- [EXERCISE REQUIREMENTS] Your answer should be a single number: the count of lines in the material below that hold "Ultimate".

- [Data entries]
## begin

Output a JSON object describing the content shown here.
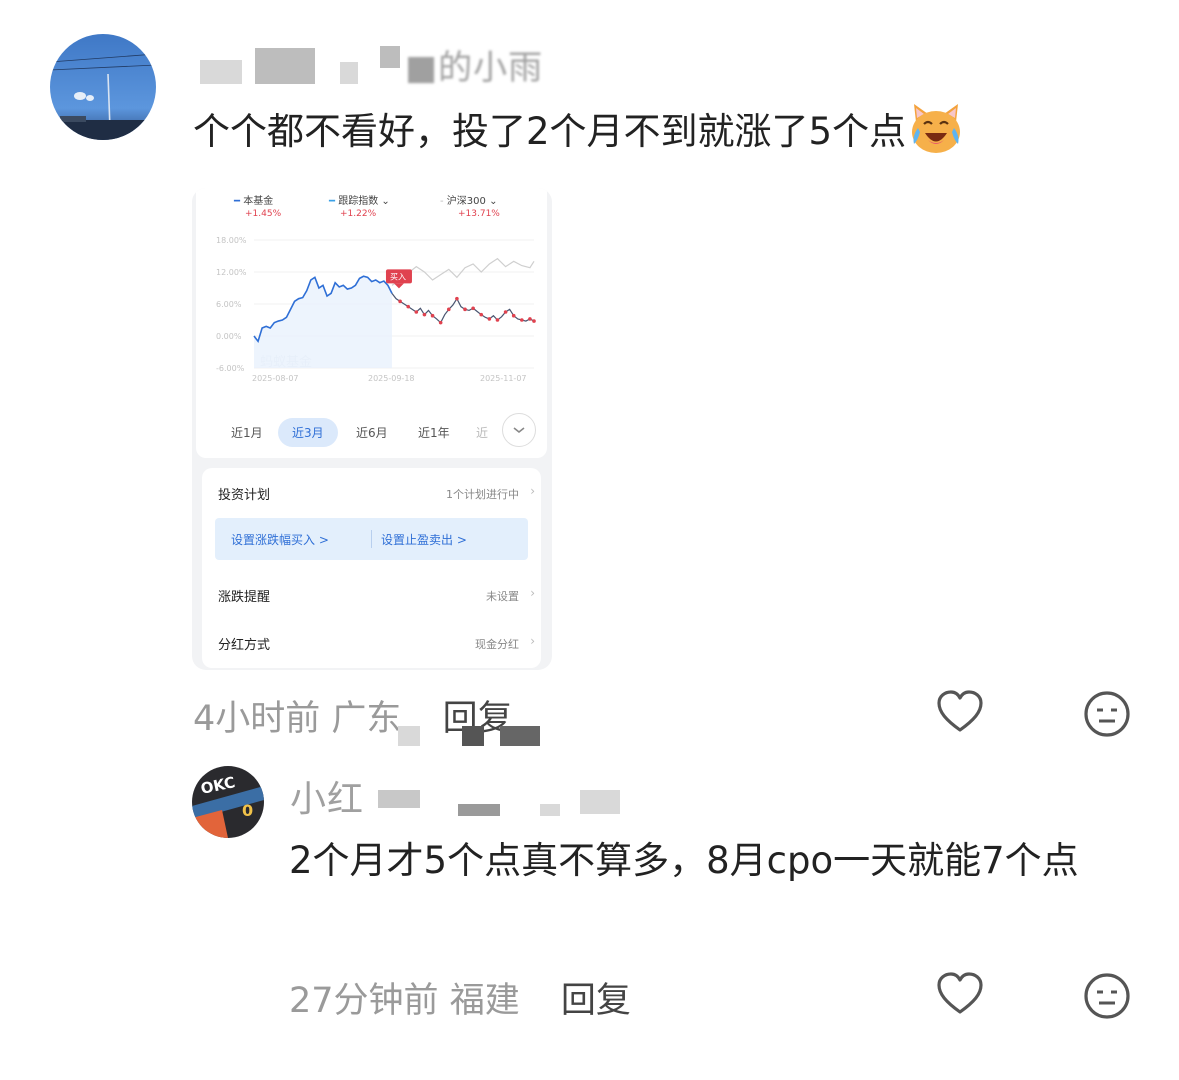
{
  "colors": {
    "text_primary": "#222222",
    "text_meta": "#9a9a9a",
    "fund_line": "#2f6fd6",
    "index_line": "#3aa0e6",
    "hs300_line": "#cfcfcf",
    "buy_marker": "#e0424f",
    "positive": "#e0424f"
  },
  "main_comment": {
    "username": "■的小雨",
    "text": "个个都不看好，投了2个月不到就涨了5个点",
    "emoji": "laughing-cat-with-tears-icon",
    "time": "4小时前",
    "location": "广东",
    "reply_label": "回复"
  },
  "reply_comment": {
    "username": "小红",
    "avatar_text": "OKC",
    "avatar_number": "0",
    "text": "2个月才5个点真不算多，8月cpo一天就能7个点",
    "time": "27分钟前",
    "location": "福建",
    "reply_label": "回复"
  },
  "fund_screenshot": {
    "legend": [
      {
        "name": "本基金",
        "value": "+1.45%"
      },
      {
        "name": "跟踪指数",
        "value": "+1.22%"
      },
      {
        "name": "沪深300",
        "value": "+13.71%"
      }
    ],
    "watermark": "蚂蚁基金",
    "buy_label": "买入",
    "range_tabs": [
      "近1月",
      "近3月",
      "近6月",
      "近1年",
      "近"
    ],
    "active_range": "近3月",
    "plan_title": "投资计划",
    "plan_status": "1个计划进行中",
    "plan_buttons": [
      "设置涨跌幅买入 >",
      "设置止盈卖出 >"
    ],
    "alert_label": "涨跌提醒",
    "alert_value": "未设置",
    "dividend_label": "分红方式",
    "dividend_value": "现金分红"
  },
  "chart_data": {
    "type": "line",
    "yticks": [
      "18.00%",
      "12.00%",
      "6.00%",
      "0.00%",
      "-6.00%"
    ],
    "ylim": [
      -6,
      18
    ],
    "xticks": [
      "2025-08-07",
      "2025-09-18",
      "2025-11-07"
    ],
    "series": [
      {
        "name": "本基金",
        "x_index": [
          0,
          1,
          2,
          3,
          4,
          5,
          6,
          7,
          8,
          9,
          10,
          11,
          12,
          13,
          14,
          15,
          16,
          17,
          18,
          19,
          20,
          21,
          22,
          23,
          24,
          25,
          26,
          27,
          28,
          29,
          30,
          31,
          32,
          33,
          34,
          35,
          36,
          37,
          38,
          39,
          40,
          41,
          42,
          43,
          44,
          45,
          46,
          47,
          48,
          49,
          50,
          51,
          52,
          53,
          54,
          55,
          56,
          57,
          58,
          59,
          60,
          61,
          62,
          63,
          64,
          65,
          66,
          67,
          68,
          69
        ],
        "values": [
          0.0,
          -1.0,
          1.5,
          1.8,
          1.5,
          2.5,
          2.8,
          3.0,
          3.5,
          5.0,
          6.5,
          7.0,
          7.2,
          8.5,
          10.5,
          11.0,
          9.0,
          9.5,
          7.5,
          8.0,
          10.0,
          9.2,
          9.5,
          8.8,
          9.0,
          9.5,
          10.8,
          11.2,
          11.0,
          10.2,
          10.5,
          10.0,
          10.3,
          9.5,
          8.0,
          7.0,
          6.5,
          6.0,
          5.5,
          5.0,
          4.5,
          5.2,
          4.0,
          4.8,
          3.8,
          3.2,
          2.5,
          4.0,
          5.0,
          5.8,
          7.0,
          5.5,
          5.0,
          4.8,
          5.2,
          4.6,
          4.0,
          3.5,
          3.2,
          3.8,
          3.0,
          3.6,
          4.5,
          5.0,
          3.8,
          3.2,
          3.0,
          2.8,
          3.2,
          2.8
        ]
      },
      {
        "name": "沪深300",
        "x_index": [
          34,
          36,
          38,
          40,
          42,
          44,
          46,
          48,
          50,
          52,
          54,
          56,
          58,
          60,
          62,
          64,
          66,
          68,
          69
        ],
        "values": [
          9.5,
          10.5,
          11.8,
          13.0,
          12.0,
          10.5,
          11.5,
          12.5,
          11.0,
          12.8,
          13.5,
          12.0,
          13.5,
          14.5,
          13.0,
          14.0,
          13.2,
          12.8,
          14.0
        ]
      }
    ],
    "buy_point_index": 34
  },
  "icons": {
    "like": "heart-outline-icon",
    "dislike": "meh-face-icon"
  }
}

## end
## begin

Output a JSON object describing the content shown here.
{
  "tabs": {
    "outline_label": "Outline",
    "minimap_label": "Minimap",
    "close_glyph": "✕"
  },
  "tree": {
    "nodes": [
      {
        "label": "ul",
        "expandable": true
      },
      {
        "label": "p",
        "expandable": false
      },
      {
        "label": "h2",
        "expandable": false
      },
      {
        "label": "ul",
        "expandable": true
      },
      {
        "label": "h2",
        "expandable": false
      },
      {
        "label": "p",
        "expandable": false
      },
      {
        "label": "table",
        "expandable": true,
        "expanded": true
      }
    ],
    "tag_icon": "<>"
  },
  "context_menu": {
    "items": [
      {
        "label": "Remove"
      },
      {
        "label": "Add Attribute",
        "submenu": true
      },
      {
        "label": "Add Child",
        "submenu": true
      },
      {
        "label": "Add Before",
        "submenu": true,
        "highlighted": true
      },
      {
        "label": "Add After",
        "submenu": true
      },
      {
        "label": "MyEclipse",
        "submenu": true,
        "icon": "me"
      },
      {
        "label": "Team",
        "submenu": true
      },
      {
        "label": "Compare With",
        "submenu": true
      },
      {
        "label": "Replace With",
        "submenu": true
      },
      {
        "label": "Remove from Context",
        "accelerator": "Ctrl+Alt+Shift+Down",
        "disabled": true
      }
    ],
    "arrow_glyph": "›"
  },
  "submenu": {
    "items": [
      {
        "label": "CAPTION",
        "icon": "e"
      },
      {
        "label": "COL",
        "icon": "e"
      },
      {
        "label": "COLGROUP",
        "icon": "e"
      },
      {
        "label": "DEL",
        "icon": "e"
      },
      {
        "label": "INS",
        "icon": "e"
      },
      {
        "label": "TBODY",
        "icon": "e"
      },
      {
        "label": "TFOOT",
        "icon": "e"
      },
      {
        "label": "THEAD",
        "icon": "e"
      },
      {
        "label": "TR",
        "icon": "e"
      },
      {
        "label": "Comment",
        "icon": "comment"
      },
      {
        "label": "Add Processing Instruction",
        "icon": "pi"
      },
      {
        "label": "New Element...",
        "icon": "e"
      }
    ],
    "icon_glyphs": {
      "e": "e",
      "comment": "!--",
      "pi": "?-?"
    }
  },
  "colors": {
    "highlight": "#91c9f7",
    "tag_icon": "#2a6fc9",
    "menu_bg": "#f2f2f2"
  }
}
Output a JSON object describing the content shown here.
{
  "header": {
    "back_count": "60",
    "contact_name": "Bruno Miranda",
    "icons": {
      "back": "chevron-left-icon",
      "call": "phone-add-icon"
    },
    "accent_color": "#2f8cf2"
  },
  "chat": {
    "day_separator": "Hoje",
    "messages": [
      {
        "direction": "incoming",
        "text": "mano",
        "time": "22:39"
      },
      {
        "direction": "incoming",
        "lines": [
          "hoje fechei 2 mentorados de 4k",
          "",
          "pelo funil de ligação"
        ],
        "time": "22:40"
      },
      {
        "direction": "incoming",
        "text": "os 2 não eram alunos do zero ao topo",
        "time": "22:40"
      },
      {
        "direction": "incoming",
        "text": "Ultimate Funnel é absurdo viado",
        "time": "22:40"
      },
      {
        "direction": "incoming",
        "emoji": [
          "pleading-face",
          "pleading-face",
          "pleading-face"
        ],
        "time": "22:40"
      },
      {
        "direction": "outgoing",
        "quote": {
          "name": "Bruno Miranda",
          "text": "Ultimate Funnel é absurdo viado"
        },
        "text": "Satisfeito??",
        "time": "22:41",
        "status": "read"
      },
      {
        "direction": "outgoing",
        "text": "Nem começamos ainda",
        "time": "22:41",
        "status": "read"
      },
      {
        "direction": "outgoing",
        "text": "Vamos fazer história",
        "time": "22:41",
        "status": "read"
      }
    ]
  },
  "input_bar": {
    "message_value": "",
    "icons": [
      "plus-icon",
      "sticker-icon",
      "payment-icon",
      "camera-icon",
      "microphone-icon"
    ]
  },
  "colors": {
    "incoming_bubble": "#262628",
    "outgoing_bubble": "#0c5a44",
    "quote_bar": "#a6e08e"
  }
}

## end

- [TASK SOLUTION] 2